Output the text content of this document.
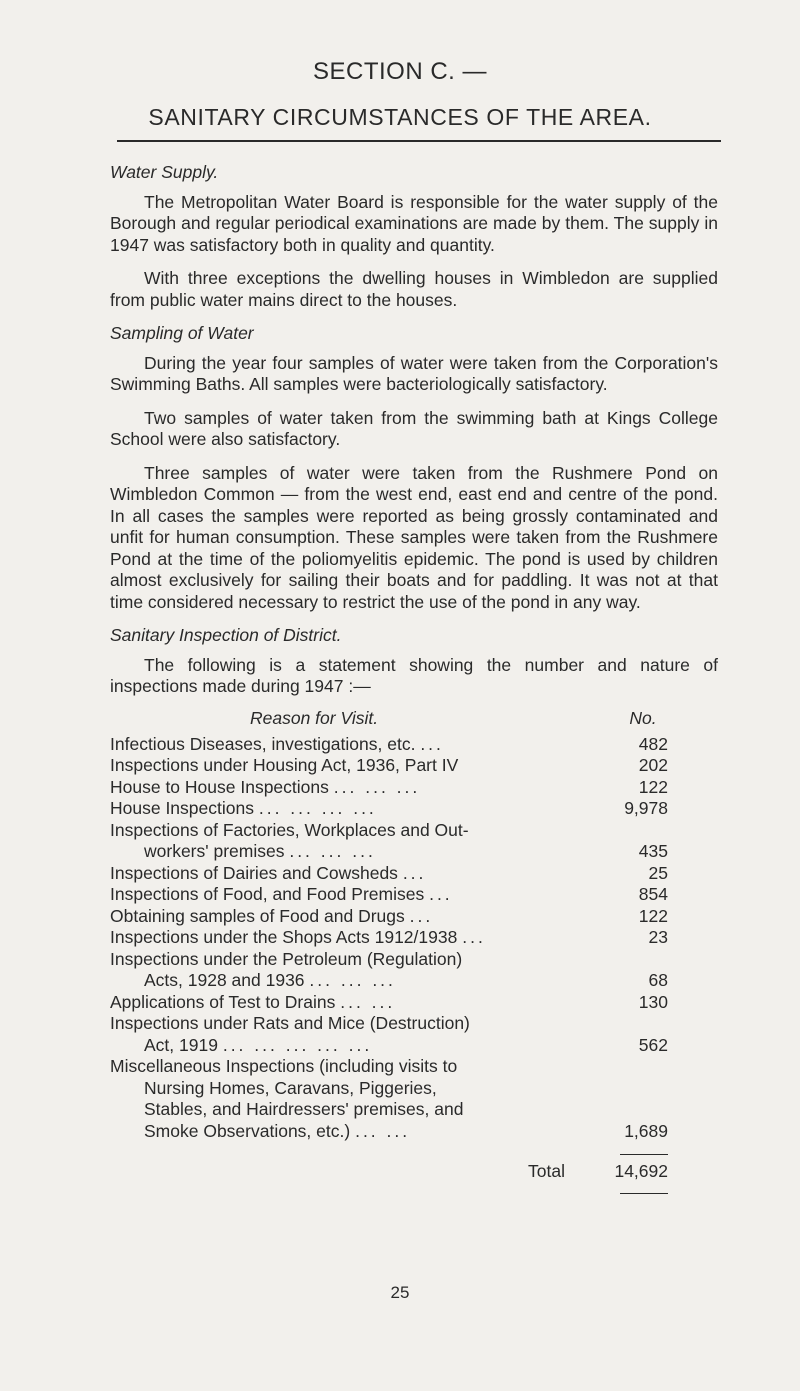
SECTION C. —
SANITARY CIRCUMSTANCES OF THE AREA.
Water Supply.

The Metropolitan Water Board is responsible for the water supply of the Borough and regular periodical examinations are made by them. The supply in 1947 was satisfactory both in quality and quantity.

With three exceptions the dwelling houses in Wimbledon are supplied from public water mains direct to the houses.

Sampling of Water

During the year four samples of water were taken from the Corporation's Swimming Baths. All samples were bacteriologically satisfactory.

Two samples of water taken from the swimming bath at Kings College School were also satisfactory.

Three samples of water were taken from the Rushmere Pond on Wimbledon Common — from the west end, east end and centre of the pond. In all cases the samples were reported as being grossly contaminated and unfit for human consumption. These samples were taken from the Rushmere Pond at the time of the poliomyelitis epidemic. The pond is used by children almost exclusively for sailing their boats and for paddling. It was not at that time considered necessary to restrict the use of the pond in any way.

Sanitary Inspection of District.

The following is a statement showing the number and nature of inspections made during 1947 :—

Reason for Visit.	No.
Infectious Diseases, investigations, etc. ...	482
Inspections under Housing Act, 1936, Part IV	202
House to House Inspections ... ... ...	122
House Inspections ... ... ... ...	9,978
Inspections of Factories, Workplaces and Out-
workers' premises ... ... ...	435
Inspections of Dairies and Cowsheds ...	25
Inspections of Food, and Food Premises ...	854
Obtaining samples of Food and Drugs ...	122
Inspections under the Shops Acts 1912/1938 ...	23
Inspections under the Petroleum (Regulation)
Acts, 1928 and 1936 ... ... ...	68
Applications of Test to Drains ... ...	130
Inspections under Rats and Mice (Destruction)
Act, 1919 ... ... ... ... ...	562
Miscellaneous Inspections (including visits to
Nursing Homes, Caravans, Piggeries,
Stables, and Hairdressers' premises, and
Smoke Observations, etc.) ... ...	1,689
Total	14,692
25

--------------------------------------------------

Work instruction: Gather each line from the entries above that includes the word "made".

Output of the exercise:
The Metropolitan Water Board is responsible for the water supply of the Borough and regular periodical examinations are made by them. The supply in 1947 was satisfactory both in quality and quantity.
The following is a statement showing the number and nature of inspections made during 1947 :—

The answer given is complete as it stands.